Mica troppo ambientalista. La retromarcia di BlackRock

Il fondo più grande del pianeta è tra i protagonisti del movimento della finanza sostenibile, ma dietro le quinte rassicura i produttori di idrocarburi. Luci e ombre del soft power economico al servizio del clima

BlackRock, il fondo di asset management più grande al mondo, è stato tra i protagonisti del 2021 sul palcoscenico della lotta alla crisi climatica. A gennaio il suo ad Larry Fink ha guadagnato il plauso degli osservatori per la sua lettera agli investitori, in cui difendeva a spada tratta la svolta ambientalista della sua azienda, spiegando che era necessaria per stare al passo coi tempi.

Ma la coscienza ambientalista di BlackRock si è rivelata un po’ più macchiata del previsto: in privato i dirigenti dell’azienda con 10 mila miliardi in gestione rassicurano le industrie di combustibili fossili, da cui Fink vorrebbe disvestire. Suscitando il sollievo di chi sussiste grazie a quelle industrie, come l’autorità regolatoria di petrolio e gas del Texas.

“È stato bello sentire che BlackRock non intendeva – o non crede più [a] – molte delle cose sgradevoli che la società e il suo ad, il signor Fink, hanno detto sull’industria del petrolio e del gas”, ha scritto il presidente dell’ente in una email svelata da una freedom of information request del Bureau dei giornalisti investigativi e del think tank InfluenceMap.

Questa email fa seguito a delle dichiarazioni dello scorso febbraio, in cui i dirigenti di BlackRock spiegavano in una lettera alle parti texane interessate che in qualità di investitori a lungo termine di aziende di combustibili fossili, “vogliamo veder[le] avere successo e prosperare”. In diretta contraddizione con le parole e le azioni di Fink, che nel 2021 si è alleato con una minoranza ambientalista dei membri del consiglio d’amministrazione di ExxonMobil per cacciare tre direttori restii ad accelerare il passaggio alle fonti energetiche pulite.

> _Estratti dei dati_:
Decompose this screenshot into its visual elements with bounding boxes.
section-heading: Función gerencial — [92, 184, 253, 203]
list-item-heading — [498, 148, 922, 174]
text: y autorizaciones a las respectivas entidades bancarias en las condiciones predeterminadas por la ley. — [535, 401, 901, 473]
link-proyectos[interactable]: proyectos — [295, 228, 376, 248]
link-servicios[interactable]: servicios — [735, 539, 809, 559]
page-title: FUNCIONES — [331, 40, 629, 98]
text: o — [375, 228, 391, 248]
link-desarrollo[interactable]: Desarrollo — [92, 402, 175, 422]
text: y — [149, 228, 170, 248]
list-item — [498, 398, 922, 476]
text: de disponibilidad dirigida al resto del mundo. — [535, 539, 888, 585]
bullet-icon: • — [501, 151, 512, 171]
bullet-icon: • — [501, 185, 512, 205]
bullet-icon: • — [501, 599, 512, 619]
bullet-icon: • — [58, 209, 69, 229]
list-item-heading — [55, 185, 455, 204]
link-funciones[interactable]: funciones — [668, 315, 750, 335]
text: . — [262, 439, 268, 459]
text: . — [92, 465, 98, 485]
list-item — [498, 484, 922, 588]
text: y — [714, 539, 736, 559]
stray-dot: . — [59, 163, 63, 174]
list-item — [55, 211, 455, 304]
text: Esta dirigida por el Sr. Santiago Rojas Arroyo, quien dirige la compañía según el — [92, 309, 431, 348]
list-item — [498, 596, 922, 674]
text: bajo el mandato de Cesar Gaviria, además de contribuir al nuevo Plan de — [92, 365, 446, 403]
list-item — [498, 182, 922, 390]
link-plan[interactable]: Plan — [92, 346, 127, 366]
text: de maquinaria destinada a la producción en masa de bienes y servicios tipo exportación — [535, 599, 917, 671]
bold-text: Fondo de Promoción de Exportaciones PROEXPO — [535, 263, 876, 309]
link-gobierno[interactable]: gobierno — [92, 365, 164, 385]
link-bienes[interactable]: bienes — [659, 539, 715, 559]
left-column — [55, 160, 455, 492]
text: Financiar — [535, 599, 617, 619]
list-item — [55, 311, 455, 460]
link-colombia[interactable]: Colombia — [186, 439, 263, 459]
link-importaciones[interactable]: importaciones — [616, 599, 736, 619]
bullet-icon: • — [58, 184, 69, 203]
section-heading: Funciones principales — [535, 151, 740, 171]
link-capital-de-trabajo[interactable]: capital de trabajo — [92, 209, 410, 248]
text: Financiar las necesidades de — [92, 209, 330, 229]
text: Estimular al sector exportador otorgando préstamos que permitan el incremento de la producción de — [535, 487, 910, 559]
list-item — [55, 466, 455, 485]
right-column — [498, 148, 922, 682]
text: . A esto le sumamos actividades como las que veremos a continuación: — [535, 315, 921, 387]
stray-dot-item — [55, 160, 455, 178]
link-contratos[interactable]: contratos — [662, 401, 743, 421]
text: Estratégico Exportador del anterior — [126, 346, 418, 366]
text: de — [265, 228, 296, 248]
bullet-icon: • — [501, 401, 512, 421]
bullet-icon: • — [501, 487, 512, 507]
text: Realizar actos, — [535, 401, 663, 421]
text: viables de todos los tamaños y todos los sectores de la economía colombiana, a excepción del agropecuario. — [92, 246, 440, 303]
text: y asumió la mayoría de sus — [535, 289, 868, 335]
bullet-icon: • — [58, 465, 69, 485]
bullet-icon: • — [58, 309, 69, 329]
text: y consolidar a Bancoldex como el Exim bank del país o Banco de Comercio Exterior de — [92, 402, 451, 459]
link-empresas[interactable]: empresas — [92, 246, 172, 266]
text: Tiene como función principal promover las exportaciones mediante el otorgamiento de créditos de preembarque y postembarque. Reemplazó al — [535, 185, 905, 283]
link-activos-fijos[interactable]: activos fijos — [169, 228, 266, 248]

> _Scopo del compito_:
Continua l'articolo su BlackRock e il clima a partire dall'ultima frase riportata.

> _Risposta_:
Formalmente non c’è nessuno scandalo: BlackRock non ha mai annunciato che avrebbe disvestito completamente dalle aziende impegnate nell’estrazione di idrocarburi (anche perché sarebbe poco utile: piaccia o meno, sono ancora necessarie all’economia globale). Gli aderenti alla causa ambientalista però vedevano nella pressione della finanza sostenibile un efficacissimo catalizzatore della transizione energetica.

Più che altro, l’episodio è indicativo della forza di chi sta sul fronte opposto. La svolta ambientalista impressa da Fink aveva già suscitato la rabbia del Texas, Stato con un’economia saldamente basata sui combustibili fossili, che ha già passato una legge per impedire che i fondi statali (come quelli pensionistici) investano nelle aziende che boicottano l’industria dei combustibili fossili. Altri 15 Stati americani la pensano allo stesso modo.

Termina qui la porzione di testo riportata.